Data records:
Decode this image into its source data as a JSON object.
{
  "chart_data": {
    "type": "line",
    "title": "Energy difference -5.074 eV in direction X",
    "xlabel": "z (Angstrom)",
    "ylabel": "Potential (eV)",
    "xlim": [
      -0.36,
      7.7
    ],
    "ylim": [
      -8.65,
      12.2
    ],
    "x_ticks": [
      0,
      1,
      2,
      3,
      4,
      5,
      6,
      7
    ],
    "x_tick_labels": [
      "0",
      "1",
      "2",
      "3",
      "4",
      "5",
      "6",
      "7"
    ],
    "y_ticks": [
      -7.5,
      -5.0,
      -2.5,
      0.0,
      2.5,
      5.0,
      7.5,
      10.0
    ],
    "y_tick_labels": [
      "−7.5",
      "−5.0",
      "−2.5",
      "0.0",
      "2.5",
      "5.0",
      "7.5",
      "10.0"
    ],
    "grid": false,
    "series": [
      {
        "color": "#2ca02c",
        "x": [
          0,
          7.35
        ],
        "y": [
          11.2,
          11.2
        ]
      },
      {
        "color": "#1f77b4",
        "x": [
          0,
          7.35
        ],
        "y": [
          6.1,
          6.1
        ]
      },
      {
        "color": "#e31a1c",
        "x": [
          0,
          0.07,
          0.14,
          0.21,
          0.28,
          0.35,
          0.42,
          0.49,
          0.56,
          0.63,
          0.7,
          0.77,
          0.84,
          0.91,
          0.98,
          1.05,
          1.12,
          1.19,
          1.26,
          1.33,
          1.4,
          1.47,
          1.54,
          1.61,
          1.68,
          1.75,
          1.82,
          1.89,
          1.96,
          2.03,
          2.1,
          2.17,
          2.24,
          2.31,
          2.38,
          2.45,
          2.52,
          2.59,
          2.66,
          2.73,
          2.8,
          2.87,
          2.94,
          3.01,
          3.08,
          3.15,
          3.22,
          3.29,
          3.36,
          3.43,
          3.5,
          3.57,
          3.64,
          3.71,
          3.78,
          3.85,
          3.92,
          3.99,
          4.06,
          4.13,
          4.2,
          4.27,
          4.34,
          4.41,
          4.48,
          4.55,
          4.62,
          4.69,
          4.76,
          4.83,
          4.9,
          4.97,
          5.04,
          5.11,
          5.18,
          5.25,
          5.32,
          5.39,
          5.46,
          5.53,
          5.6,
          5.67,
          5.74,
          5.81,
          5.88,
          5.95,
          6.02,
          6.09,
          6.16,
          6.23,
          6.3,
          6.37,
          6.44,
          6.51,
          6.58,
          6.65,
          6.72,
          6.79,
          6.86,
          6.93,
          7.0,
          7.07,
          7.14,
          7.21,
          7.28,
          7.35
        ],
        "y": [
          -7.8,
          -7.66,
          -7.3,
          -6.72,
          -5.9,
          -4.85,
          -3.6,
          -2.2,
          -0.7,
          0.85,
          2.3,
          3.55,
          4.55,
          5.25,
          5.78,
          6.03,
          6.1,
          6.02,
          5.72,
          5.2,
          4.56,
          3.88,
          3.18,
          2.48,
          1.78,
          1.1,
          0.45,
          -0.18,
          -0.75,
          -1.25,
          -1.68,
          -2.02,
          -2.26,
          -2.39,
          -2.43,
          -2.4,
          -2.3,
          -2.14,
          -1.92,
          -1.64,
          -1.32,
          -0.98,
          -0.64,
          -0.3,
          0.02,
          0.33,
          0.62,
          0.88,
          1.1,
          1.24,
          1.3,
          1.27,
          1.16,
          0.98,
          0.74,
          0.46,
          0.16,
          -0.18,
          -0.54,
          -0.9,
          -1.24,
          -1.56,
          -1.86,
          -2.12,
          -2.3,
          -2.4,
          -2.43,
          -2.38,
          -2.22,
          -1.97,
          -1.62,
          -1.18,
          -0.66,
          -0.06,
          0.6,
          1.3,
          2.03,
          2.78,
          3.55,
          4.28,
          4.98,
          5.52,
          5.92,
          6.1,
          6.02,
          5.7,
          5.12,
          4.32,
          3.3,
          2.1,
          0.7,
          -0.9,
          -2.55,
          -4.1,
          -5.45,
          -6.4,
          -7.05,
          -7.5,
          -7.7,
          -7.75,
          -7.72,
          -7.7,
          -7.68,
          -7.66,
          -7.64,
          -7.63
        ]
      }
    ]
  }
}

Short exercise
Return, from the data, each line that has the word "color" in it.

Correct answer
        "color": "#2ca02c",
        "color": "#1f77b4",
        "color": "#e31a1c",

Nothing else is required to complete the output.